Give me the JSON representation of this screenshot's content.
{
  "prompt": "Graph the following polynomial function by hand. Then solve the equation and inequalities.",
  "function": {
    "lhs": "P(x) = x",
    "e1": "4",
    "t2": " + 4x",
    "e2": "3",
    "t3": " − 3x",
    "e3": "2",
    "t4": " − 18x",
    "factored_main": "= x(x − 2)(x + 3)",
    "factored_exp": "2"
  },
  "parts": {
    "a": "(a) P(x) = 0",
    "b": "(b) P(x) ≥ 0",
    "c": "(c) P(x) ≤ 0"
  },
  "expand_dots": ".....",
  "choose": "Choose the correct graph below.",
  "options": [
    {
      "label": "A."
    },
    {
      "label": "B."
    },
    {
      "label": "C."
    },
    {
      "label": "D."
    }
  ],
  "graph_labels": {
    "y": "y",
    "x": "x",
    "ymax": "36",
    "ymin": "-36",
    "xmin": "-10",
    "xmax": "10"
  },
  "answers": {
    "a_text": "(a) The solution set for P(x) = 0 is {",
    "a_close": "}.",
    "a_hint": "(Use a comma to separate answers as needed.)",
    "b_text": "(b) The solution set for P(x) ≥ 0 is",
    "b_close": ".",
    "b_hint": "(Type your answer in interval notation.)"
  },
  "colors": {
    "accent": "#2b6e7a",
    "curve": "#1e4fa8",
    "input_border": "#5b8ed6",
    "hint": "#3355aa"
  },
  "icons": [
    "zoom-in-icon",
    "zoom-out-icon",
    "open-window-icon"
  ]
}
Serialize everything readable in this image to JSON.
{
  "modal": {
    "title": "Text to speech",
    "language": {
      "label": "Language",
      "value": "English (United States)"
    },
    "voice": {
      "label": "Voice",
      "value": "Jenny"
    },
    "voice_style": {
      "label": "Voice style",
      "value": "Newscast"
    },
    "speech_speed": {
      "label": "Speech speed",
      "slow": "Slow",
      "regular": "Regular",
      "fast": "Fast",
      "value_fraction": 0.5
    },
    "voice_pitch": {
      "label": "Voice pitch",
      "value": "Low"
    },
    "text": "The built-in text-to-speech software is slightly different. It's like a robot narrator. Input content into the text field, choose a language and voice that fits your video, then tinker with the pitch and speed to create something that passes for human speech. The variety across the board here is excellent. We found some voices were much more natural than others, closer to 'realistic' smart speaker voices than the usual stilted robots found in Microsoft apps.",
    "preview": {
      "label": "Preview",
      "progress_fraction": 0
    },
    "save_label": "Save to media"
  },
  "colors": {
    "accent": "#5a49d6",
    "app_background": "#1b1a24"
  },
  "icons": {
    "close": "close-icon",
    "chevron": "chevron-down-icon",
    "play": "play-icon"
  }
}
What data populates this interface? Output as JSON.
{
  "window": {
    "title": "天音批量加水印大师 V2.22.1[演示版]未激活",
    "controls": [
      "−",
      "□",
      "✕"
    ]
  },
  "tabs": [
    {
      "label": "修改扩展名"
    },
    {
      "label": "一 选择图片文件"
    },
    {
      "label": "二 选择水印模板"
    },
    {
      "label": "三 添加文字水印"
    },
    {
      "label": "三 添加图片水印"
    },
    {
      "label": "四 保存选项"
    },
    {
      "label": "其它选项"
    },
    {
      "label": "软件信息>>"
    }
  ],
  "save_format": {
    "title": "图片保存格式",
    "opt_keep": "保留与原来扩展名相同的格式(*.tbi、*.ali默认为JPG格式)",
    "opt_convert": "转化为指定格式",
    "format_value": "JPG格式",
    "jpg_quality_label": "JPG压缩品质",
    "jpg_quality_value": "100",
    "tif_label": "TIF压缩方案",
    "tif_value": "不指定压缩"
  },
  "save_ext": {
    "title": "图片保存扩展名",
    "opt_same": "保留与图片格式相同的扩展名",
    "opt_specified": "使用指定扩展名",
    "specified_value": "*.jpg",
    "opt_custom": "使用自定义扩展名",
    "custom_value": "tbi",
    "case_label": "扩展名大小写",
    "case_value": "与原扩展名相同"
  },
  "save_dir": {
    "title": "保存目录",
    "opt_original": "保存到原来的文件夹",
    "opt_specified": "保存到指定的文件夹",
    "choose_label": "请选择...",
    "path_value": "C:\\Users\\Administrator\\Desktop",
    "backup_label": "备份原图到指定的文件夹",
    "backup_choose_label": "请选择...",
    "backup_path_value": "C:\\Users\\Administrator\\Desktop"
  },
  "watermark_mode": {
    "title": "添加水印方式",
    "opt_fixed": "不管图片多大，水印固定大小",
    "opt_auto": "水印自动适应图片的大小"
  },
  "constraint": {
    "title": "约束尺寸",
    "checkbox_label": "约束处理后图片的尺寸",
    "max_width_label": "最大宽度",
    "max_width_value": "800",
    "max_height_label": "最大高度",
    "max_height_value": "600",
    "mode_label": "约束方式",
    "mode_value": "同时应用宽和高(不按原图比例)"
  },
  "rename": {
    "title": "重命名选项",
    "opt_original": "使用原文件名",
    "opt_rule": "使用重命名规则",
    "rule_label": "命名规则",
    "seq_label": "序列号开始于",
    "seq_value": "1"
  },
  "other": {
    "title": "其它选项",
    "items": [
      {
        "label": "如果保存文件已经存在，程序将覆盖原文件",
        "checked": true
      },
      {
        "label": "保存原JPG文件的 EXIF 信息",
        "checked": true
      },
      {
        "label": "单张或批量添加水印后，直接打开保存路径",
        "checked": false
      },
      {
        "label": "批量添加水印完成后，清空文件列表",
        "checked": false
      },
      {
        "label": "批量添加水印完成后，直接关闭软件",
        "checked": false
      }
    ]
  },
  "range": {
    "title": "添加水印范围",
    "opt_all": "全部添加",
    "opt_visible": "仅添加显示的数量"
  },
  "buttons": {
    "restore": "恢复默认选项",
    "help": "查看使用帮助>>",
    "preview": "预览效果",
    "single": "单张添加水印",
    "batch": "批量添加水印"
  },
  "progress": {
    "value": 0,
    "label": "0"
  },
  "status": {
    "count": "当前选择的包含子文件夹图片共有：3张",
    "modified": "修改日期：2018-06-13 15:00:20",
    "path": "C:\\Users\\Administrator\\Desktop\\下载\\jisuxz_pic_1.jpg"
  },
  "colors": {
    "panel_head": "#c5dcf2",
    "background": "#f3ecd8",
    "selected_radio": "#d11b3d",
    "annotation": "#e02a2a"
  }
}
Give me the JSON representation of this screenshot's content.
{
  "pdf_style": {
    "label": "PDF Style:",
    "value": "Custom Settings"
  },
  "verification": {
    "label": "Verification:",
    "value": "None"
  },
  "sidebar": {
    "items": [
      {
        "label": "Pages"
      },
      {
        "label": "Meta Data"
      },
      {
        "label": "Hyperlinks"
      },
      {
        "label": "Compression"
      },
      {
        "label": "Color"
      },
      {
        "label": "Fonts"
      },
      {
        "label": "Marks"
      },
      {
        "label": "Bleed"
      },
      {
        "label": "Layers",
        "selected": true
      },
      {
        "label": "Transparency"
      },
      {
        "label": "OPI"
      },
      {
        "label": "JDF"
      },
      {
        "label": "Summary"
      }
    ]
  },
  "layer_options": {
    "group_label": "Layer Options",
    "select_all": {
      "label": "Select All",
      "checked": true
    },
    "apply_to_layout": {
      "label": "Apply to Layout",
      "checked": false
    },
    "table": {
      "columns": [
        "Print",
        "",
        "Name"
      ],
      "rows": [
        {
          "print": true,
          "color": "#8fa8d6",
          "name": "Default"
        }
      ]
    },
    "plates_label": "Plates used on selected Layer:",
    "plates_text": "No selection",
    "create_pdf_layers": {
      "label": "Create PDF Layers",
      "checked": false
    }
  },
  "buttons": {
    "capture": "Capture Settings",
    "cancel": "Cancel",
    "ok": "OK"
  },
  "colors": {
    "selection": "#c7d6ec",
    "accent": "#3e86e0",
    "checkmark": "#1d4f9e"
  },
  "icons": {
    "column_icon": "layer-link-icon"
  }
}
__________________________________________________
→ **THE REQUEST**
Select from the material above each line in which the string "Users" appears, and list those lines.

→ **COMPLETE RESPONSE**
    "path_value": "C:\\Users\\Administrator\\Desktop",
    "backup_path_value": "C:\\Users\\Administrator\\Desktop"
    "path": "C:\\Users\\Administrator\\Desktop\\下载\\jisuxz_pic_1.jpg"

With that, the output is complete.